**YOUR TASK:**
Sort through the data and copy the lines holding the word "handle".

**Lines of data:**
§ §

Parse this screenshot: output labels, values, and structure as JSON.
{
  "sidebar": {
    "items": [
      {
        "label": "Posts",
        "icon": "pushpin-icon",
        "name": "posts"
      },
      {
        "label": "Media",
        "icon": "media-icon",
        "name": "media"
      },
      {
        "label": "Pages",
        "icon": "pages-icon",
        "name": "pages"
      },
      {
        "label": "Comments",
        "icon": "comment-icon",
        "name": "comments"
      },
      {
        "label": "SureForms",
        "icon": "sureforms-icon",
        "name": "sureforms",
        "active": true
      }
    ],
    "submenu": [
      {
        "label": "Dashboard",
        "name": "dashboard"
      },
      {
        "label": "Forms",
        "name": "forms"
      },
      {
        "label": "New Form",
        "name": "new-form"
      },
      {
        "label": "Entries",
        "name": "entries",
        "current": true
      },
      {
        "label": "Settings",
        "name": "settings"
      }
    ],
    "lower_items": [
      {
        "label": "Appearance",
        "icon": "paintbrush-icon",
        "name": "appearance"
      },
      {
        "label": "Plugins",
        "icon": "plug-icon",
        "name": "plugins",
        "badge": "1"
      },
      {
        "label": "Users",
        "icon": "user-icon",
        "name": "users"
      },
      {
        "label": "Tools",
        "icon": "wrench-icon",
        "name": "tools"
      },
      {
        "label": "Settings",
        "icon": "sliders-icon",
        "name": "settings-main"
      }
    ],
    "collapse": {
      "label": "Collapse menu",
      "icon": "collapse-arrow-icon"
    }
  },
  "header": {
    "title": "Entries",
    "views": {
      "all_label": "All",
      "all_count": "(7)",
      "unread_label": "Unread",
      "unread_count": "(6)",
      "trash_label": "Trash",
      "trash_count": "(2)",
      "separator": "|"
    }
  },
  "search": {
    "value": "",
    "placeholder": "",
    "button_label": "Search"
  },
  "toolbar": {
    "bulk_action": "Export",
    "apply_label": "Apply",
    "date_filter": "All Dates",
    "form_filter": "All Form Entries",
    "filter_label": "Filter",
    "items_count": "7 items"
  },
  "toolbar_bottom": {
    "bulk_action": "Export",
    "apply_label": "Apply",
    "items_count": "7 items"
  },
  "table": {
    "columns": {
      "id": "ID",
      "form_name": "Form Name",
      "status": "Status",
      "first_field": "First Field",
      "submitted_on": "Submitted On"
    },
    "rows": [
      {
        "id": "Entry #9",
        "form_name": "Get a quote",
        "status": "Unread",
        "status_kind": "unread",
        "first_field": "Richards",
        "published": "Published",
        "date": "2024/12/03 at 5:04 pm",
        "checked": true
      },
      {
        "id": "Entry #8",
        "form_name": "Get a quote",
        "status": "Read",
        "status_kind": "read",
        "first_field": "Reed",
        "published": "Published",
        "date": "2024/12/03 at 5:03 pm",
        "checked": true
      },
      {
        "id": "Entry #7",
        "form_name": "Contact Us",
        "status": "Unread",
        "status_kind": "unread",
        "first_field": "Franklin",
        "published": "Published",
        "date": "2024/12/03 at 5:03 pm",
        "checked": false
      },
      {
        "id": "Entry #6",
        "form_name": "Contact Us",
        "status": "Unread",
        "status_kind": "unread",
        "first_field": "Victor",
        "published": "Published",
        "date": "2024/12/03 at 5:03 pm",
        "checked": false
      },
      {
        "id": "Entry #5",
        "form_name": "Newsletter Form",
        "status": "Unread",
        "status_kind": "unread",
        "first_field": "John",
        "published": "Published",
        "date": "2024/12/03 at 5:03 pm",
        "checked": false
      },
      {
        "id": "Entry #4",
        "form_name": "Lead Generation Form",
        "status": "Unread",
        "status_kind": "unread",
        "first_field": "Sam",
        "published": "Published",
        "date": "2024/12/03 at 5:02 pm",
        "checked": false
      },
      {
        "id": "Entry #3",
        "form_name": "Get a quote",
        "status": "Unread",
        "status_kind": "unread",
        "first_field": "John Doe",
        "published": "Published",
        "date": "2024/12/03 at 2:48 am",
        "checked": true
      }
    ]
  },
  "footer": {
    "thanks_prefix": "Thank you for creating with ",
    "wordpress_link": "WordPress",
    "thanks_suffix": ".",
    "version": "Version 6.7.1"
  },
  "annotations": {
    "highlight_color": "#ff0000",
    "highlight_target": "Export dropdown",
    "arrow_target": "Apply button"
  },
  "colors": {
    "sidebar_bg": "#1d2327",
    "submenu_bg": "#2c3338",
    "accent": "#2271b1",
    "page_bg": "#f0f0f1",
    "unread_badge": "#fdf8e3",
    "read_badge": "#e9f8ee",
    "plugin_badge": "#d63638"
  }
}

§ §

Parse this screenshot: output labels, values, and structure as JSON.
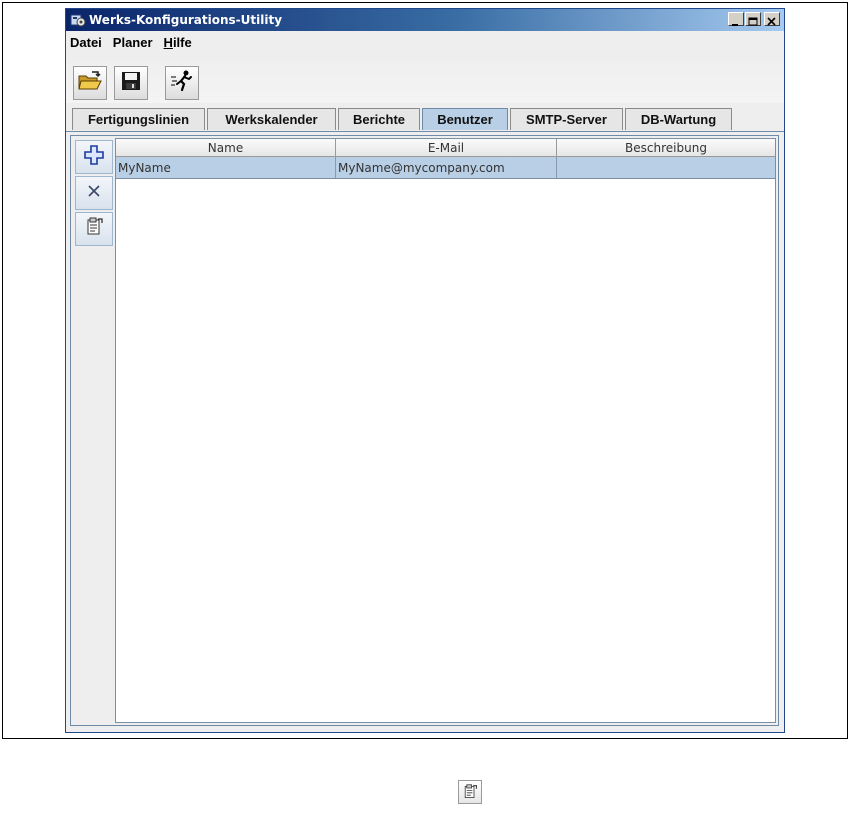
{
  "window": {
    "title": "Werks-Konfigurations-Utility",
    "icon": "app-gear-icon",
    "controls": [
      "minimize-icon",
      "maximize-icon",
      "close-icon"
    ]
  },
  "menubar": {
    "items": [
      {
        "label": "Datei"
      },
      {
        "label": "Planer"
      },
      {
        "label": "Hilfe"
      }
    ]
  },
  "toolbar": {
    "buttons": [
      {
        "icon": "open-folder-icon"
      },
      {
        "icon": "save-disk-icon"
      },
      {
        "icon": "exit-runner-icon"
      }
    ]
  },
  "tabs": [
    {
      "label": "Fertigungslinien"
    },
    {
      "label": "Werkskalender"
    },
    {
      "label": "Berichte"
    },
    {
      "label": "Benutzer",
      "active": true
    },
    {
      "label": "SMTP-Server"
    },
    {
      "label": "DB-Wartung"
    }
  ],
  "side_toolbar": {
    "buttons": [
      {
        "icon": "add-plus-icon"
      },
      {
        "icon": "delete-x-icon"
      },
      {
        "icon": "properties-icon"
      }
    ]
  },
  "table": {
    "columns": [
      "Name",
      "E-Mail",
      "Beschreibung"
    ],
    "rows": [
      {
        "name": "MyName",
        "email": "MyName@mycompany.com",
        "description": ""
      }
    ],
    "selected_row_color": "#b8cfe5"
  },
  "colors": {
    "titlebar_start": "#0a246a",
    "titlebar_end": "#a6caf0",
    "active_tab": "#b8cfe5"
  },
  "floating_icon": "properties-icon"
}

§ §

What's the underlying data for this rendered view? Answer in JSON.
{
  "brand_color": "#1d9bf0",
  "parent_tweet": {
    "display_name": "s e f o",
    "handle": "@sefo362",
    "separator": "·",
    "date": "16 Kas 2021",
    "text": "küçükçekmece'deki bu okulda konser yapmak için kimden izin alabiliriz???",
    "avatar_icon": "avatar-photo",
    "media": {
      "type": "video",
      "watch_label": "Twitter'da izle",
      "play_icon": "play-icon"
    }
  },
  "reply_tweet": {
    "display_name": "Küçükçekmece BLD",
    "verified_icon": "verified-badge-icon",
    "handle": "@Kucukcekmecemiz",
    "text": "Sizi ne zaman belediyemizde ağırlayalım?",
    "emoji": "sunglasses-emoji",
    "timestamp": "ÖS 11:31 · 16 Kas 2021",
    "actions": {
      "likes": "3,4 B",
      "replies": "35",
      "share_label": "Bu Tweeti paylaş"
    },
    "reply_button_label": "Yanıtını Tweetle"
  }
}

§ §

**EXPECTED OUTPUT:**
    "handle": "@sefo362",
    "handle": "@Kucukcekmecemiz",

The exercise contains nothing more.